- **TASK**
From the entries that follow, gather each line holding the word "desc".

- **DATASET CONTENT**
= = =

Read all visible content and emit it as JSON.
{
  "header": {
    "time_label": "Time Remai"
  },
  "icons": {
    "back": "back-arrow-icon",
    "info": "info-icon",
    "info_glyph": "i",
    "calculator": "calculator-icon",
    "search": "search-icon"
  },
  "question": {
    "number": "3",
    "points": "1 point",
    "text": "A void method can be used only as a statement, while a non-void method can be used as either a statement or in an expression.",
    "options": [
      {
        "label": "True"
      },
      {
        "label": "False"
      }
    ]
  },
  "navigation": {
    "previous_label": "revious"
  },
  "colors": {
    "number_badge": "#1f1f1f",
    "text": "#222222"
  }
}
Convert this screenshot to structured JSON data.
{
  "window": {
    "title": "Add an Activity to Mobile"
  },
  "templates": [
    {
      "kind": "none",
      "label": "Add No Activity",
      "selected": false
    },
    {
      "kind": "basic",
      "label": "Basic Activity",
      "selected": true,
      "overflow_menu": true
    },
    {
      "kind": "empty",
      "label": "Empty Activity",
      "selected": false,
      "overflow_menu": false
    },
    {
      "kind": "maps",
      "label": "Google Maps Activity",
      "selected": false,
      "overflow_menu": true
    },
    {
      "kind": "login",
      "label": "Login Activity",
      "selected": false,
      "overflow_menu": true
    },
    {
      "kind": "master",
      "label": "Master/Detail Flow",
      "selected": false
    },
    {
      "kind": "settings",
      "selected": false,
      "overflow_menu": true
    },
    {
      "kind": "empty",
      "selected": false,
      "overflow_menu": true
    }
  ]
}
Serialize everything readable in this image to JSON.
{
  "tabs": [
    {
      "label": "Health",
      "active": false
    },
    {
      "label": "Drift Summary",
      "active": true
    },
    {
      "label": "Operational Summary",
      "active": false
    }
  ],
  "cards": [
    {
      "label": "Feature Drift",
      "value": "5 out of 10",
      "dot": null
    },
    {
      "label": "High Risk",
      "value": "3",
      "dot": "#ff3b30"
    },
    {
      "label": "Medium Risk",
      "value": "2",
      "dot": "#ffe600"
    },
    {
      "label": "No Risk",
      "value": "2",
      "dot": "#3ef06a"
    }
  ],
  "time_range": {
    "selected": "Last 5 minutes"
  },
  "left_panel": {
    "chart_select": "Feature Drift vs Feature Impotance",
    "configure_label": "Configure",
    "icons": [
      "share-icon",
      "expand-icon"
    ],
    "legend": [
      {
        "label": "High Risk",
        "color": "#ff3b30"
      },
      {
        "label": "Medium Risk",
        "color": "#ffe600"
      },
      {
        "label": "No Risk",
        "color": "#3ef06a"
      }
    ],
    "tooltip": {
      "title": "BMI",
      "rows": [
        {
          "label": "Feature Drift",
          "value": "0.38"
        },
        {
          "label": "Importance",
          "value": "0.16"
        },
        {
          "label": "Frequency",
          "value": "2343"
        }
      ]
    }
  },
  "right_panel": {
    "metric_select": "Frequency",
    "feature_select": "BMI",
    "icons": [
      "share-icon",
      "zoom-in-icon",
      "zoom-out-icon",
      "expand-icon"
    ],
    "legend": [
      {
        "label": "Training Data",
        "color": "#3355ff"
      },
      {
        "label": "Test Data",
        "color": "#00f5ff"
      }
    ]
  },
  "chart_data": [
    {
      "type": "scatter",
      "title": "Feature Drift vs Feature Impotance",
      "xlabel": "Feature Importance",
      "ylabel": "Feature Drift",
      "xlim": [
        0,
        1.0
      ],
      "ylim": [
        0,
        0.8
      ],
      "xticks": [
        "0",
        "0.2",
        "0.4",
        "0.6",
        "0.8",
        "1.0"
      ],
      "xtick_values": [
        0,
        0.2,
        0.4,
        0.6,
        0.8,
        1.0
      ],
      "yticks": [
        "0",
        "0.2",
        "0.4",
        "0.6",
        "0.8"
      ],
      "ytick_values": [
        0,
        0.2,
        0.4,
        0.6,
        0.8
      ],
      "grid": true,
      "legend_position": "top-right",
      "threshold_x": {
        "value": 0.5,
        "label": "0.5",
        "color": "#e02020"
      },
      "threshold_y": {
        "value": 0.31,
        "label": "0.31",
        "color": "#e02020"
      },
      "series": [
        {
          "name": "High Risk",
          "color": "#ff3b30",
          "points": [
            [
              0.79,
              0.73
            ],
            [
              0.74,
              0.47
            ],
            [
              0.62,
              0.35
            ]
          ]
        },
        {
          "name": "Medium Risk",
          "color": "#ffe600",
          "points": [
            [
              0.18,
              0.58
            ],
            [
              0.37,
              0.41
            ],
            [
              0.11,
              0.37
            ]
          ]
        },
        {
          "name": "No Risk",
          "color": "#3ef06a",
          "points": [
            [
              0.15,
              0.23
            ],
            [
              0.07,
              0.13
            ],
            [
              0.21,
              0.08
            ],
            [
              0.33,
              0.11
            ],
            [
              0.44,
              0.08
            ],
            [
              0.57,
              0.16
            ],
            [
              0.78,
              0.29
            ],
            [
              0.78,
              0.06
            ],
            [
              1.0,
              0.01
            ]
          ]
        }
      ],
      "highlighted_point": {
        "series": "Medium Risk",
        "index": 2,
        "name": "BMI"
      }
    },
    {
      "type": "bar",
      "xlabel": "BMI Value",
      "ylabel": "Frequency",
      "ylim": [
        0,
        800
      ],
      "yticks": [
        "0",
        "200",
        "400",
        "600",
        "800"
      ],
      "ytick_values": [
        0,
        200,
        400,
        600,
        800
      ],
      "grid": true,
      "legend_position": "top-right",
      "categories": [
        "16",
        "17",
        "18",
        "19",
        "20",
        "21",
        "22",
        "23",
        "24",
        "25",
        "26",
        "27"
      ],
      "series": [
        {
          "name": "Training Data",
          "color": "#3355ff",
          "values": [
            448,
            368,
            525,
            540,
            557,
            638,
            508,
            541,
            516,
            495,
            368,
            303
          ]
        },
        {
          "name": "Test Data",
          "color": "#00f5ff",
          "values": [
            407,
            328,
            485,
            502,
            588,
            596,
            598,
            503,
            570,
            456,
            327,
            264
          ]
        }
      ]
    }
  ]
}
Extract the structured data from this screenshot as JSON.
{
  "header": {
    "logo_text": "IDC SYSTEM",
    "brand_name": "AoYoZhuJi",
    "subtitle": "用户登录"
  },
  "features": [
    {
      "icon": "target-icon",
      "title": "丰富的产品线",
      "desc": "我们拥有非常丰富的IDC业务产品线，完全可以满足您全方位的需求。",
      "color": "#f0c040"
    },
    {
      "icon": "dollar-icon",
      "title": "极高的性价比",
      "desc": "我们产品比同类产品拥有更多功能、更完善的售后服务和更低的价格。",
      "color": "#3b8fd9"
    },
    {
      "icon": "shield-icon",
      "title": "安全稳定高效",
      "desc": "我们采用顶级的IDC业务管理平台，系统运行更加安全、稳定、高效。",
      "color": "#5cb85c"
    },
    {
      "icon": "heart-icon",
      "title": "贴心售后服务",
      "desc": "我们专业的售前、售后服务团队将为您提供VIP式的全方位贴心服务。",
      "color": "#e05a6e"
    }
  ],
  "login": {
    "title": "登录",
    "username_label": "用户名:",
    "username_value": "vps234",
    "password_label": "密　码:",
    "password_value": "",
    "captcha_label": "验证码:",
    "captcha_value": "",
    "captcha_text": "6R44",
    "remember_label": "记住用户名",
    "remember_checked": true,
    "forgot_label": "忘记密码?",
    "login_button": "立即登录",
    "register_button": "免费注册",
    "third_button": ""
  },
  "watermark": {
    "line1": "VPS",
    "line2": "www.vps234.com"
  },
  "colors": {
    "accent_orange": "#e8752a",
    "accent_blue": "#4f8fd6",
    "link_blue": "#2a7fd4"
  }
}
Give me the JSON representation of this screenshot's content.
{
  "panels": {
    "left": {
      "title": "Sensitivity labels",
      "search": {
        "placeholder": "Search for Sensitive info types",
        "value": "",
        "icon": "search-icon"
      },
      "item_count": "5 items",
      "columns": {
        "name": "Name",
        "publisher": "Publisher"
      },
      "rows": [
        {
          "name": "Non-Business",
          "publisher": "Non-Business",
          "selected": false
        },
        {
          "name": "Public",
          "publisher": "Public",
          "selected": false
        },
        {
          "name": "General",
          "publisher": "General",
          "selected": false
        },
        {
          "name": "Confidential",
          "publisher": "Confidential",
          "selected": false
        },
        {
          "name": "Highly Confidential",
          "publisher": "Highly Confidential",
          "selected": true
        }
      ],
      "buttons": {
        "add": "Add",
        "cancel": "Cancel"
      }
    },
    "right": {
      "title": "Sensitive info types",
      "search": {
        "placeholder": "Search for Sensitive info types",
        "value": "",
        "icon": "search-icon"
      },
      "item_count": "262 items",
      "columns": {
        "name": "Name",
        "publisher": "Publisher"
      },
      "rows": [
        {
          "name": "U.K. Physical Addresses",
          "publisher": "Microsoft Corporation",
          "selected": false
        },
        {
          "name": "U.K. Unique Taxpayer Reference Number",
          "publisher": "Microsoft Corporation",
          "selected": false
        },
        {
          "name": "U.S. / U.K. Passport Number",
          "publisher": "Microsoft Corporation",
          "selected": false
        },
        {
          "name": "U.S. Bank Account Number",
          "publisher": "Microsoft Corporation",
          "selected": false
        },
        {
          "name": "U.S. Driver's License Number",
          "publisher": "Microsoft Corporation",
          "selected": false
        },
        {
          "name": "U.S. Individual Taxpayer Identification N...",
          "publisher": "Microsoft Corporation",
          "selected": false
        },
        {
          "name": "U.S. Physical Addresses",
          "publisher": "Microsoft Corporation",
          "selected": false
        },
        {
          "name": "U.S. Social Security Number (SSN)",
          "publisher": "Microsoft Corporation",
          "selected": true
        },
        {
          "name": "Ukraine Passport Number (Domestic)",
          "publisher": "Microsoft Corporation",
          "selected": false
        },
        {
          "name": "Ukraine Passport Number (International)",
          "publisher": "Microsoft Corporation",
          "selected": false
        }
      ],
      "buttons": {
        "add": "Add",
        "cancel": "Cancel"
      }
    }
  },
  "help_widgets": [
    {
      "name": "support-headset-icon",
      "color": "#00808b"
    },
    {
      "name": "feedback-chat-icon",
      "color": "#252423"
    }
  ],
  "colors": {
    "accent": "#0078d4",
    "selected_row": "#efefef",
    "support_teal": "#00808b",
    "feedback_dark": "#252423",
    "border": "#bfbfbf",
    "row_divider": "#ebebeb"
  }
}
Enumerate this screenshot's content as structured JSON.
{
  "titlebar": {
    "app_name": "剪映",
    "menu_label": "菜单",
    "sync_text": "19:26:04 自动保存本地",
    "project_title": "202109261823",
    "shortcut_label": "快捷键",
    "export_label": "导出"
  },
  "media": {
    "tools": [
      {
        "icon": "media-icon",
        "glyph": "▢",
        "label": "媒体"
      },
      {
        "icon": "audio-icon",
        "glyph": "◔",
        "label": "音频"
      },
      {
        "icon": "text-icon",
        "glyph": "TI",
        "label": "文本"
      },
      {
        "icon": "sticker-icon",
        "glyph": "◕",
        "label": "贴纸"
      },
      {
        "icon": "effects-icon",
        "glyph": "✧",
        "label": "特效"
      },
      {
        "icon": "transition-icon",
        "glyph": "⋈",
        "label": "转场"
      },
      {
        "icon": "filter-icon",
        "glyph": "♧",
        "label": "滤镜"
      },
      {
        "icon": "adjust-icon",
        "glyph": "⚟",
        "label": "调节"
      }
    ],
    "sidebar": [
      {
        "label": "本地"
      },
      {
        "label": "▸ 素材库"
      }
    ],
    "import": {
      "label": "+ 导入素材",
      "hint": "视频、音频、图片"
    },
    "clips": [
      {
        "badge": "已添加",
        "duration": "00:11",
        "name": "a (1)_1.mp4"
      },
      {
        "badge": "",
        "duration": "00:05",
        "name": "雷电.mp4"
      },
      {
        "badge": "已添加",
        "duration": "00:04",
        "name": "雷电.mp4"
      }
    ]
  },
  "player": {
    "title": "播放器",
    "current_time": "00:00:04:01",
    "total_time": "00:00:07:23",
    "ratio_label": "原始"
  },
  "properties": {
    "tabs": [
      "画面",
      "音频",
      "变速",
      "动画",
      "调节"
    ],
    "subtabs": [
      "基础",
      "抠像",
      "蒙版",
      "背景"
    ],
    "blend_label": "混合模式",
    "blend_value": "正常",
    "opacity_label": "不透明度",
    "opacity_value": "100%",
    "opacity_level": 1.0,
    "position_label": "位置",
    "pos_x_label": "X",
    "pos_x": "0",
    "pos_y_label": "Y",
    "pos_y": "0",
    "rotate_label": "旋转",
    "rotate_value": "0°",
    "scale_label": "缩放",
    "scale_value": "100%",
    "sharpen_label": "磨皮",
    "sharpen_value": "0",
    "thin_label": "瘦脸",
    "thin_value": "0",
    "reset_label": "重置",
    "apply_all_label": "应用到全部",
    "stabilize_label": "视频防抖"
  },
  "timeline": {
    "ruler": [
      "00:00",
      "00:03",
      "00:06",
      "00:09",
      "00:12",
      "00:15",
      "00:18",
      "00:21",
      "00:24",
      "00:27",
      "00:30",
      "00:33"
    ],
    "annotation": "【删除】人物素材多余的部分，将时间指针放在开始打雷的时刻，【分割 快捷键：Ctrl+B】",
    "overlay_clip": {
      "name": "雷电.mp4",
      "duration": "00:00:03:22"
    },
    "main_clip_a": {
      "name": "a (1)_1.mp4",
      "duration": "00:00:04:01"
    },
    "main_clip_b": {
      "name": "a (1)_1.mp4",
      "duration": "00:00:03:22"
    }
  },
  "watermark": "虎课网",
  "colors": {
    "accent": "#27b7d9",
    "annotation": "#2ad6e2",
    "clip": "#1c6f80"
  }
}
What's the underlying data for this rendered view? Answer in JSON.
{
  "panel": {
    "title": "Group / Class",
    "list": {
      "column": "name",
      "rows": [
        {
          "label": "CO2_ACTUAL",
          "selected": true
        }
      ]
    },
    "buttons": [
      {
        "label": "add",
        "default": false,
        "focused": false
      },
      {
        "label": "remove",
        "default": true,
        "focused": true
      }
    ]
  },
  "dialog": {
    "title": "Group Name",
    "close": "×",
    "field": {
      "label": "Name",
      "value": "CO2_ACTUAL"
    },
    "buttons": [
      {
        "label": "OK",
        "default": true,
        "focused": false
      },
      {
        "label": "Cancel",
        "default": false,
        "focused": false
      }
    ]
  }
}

= = =

- **OUTPUT OF THE EXERCISE**
      "desc": "我们拥有非常丰富的IDC业务产品线，完全可以满足您全方位的需求。",
      "desc": "我们产品比同类产品拥有更多功能、更完善的售后服务和更低的价格。",
      "desc": "我们采用顶级的IDC业务管理平台，系统运行更加安全、稳定、高效。",
      "desc": "我们专业的售前、售后服务团队将为您提供VIP式的全方位贴心服务。",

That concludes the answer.